=== Stated problem ===
Reproduce the entries word for word, from the first line through the line containing "cell-settlement: SIKLÓSNAGYFALU — [403, 529, 529, 566]", with both of those lines included.

=== Records shown ===
** START **

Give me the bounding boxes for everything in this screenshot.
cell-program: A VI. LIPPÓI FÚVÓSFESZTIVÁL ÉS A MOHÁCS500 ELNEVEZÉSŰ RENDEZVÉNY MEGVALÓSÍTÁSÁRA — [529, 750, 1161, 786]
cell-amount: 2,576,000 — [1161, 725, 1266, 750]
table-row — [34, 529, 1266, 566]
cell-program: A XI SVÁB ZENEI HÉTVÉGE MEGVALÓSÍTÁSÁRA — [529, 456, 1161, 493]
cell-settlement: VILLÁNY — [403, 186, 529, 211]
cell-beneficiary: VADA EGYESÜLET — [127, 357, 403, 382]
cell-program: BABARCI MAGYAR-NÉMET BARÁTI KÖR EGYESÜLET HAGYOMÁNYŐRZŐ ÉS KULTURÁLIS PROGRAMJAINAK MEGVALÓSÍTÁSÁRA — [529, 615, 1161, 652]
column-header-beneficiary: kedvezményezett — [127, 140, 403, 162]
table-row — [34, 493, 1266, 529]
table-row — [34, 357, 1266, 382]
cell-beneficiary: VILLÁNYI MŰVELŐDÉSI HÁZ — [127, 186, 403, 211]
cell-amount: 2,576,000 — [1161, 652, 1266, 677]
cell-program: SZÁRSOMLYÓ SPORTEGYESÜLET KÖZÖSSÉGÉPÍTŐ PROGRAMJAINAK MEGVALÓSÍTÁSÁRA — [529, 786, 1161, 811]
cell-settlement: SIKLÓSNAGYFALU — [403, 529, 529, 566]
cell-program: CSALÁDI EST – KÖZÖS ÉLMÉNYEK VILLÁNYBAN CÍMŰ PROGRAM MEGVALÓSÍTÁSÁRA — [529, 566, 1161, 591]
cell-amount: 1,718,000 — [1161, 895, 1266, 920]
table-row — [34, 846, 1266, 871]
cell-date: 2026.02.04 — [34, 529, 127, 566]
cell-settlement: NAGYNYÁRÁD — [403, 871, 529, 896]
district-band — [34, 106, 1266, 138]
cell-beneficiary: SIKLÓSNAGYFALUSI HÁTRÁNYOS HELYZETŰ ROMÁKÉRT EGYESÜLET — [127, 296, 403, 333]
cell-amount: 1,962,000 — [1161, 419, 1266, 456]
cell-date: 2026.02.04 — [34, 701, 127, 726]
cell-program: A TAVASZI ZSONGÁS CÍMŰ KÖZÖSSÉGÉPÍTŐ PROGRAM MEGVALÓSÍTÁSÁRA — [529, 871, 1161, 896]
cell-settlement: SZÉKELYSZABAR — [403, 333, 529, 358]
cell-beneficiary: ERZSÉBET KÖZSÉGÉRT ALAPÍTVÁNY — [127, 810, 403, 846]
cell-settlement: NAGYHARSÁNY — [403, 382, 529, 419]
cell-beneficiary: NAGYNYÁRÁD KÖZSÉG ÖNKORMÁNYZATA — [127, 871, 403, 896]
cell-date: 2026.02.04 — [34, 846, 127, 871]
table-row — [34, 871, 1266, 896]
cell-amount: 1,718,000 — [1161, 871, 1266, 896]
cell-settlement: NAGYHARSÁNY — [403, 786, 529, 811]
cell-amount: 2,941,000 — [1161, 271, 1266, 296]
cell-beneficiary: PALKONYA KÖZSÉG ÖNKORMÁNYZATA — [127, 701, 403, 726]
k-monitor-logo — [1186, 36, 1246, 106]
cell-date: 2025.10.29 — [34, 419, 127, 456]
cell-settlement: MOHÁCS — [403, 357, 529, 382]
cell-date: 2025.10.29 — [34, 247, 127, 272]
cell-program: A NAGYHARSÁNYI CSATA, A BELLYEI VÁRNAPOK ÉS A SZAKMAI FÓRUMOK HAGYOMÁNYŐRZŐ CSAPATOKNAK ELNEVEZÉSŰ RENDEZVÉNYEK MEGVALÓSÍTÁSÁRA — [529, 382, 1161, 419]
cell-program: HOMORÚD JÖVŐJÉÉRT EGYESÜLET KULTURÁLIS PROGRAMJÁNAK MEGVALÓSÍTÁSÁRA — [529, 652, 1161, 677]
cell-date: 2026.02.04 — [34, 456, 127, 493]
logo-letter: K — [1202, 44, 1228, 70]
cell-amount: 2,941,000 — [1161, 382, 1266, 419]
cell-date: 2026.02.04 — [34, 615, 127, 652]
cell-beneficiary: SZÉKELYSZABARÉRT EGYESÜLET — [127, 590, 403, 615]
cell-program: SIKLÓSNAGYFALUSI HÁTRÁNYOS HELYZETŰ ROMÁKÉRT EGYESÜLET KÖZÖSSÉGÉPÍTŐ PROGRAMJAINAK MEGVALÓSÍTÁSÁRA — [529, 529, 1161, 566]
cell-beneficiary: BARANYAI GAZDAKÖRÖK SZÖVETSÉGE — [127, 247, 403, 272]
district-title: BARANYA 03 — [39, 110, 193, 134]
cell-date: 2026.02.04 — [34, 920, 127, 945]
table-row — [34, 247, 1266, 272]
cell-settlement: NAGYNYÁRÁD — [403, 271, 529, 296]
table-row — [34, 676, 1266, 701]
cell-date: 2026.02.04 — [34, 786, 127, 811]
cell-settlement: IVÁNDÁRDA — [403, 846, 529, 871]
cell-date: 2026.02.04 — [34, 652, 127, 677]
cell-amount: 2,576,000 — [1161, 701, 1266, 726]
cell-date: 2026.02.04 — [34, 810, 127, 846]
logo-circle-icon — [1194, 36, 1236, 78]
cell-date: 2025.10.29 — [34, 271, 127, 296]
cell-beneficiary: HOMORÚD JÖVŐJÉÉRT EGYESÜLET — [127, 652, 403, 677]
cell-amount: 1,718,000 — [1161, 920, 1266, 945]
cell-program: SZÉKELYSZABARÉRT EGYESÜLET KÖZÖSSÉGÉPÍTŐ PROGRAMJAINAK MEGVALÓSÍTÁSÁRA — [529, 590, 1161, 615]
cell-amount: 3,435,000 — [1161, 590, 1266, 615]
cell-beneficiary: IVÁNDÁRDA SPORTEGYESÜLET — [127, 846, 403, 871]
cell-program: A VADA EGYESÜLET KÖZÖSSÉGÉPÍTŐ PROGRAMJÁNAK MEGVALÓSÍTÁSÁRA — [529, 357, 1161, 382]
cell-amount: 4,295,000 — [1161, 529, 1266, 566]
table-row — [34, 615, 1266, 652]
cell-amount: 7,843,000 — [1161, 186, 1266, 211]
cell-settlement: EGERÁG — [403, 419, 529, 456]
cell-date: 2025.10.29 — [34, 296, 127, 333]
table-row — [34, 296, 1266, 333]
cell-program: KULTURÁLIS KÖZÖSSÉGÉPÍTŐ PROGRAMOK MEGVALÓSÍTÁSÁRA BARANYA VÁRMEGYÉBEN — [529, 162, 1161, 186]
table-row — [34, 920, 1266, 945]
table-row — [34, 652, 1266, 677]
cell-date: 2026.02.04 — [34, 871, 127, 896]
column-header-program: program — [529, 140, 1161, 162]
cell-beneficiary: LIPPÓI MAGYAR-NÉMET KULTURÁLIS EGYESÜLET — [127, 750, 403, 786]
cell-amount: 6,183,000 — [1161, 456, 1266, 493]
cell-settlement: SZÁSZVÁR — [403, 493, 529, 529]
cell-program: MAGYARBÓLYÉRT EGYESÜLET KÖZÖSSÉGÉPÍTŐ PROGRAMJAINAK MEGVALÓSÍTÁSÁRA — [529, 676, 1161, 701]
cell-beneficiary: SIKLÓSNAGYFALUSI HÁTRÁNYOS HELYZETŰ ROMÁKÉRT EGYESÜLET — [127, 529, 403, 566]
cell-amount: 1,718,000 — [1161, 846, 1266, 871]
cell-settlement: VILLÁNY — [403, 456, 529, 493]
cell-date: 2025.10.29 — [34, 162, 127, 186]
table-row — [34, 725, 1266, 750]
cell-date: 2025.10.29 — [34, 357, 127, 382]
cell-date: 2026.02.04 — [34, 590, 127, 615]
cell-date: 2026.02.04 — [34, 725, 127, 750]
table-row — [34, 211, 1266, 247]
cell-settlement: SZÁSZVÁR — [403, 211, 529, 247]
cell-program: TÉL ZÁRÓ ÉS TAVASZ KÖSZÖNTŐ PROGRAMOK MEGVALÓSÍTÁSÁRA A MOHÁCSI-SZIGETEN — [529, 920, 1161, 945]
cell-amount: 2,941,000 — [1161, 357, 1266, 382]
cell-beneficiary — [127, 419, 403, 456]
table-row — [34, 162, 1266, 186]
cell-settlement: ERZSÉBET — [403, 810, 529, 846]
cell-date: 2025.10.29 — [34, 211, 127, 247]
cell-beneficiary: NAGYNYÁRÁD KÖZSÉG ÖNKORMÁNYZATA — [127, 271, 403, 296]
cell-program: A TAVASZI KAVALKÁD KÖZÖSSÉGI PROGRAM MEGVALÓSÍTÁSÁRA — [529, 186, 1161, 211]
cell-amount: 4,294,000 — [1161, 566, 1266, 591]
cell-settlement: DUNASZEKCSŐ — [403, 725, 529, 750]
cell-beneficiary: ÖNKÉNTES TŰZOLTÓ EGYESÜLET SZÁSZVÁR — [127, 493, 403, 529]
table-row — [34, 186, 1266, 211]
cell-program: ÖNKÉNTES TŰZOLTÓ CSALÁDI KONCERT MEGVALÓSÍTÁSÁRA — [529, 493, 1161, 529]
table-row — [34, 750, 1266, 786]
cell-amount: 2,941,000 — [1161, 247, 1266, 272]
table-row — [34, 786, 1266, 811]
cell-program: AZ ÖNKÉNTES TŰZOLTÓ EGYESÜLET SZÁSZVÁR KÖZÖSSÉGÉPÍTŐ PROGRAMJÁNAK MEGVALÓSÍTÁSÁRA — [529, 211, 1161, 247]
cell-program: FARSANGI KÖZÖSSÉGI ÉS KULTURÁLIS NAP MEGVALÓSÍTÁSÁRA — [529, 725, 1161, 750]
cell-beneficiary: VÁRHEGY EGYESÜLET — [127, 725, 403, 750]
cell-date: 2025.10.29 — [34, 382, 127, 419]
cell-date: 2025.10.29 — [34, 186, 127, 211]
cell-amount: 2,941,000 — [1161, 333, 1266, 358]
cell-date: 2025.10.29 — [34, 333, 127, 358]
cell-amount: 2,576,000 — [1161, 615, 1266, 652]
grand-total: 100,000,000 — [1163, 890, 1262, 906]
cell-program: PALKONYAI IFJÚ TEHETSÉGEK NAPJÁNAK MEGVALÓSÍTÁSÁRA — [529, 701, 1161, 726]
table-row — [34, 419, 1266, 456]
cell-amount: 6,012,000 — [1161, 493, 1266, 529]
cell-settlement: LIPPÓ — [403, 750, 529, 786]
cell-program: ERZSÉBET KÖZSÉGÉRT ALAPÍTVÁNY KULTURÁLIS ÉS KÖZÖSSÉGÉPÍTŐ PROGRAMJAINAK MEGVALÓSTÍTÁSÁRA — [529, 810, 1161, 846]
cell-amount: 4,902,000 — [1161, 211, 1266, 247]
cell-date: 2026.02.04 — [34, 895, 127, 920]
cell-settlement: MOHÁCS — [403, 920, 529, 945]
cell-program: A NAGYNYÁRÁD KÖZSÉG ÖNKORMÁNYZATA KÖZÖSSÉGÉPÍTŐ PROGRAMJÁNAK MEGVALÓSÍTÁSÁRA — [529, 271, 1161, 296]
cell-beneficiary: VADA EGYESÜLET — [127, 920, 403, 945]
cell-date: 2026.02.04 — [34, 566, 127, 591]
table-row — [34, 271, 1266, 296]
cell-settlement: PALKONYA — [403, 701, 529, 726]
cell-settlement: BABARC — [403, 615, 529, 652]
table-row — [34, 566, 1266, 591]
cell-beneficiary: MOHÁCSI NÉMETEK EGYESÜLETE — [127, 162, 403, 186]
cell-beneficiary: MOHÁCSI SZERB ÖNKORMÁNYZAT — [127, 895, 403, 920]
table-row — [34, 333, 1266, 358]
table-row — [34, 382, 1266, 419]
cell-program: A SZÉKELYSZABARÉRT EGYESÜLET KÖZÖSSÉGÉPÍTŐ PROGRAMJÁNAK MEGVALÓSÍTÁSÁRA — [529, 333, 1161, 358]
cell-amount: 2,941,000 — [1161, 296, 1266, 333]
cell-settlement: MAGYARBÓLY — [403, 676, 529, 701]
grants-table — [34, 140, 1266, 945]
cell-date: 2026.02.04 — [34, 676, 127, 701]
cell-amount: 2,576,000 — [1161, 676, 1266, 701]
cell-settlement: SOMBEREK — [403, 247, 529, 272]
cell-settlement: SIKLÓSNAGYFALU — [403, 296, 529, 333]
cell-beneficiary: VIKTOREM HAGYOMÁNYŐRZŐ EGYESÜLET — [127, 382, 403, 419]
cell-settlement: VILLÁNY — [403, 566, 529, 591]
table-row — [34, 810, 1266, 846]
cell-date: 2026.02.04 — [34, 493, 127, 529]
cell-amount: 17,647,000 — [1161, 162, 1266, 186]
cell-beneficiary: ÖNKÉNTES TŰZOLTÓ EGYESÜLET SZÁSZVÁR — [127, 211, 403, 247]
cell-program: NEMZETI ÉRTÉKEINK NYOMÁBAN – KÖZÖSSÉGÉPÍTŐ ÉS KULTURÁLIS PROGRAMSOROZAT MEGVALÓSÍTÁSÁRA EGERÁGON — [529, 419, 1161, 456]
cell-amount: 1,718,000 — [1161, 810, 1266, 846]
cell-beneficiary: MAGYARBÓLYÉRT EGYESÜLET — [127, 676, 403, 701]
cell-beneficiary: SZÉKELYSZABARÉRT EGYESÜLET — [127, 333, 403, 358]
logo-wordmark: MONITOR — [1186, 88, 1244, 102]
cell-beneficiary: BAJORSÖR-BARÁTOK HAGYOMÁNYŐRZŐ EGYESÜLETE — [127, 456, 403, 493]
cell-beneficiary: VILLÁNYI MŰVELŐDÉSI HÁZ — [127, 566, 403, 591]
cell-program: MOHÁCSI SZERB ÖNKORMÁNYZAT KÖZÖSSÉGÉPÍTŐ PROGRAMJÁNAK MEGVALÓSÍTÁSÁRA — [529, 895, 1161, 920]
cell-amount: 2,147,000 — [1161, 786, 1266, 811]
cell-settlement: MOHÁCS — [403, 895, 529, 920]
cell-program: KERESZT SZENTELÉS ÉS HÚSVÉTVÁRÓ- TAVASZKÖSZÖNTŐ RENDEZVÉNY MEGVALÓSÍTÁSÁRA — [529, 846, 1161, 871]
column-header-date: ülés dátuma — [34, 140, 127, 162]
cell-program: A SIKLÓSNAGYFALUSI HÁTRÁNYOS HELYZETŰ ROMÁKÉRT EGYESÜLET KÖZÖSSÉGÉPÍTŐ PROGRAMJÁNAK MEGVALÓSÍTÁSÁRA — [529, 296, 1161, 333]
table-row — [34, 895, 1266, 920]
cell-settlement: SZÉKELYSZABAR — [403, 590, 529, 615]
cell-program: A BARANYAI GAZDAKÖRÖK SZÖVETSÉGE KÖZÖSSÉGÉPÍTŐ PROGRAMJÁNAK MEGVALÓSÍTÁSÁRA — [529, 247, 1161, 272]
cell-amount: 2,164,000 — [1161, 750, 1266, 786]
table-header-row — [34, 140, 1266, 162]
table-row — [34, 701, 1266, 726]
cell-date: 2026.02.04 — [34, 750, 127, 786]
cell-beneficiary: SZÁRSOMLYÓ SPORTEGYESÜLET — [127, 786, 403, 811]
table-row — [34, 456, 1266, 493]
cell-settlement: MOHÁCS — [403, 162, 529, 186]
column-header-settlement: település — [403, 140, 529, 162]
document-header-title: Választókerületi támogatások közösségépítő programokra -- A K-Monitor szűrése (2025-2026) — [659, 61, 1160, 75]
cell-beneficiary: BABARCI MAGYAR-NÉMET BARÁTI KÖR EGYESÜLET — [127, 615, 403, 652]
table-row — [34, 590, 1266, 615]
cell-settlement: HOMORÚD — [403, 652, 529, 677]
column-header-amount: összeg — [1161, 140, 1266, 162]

** END **

=== Worked solution ===
Give me the bounding boxes for everything in this screenshot.
cell-program: A VI. LIPPÓI FÚVÓSFESZTIVÁL ÉS A MOHÁCS500 ELNEVEZÉSŰ RENDEZVÉNY MEGVALÓSÍTÁSÁRA — [529, 750, 1161, 786]
cell-amount: 2,576,000 — [1161, 725, 1266, 750]
table-row — [34, 529, 1266, 566]
cell-program: A XI SVÁB ZENEI HÉTVÉGE MEGVALÓSÍTÁSÁRA — [529, 456, 1161, 493]
cell-settlement: VILLÁNY — [403, 186, 529, 211]
cell-beneficiary: VADA EGYESÜLET — [127, 357, 403, 382]
cell-program: BABARCI MAGYAR-NÉMET BARÁTI KÖR EGYESÜLET HAGYOMÁNYŐRZŐ ÉS KULTURÁLIS PROGRAMJAINAK MEGVALÓSÍTÁSÁRA — [529, 615, 1161, 652]
column-header-beneficiary: kedvezményezett — [127, 140, 403, 162]
table-row — [34, 493, 1266, 529]
table-row — [34, 357, 1266, 382]
cell-beneficiary: VILLÁNYI MŰVELŐDÉSI HÁZ — [127, 186, 403, 211]
cell-amount: 2,576,000 — [1161, 652, 1266, 677]
cell-program: SZÁRSOMLYÓ SPORTEGYESÜLET KÖZÖSSÉGÉPÍTŐ PROGRAMJAINAK MEGVALÓSÍTÁSÁRA — [529, 786, 1161, 811]
cell-settlement: SIKLÓSNAGYFALU — [403, 529, 529, 566]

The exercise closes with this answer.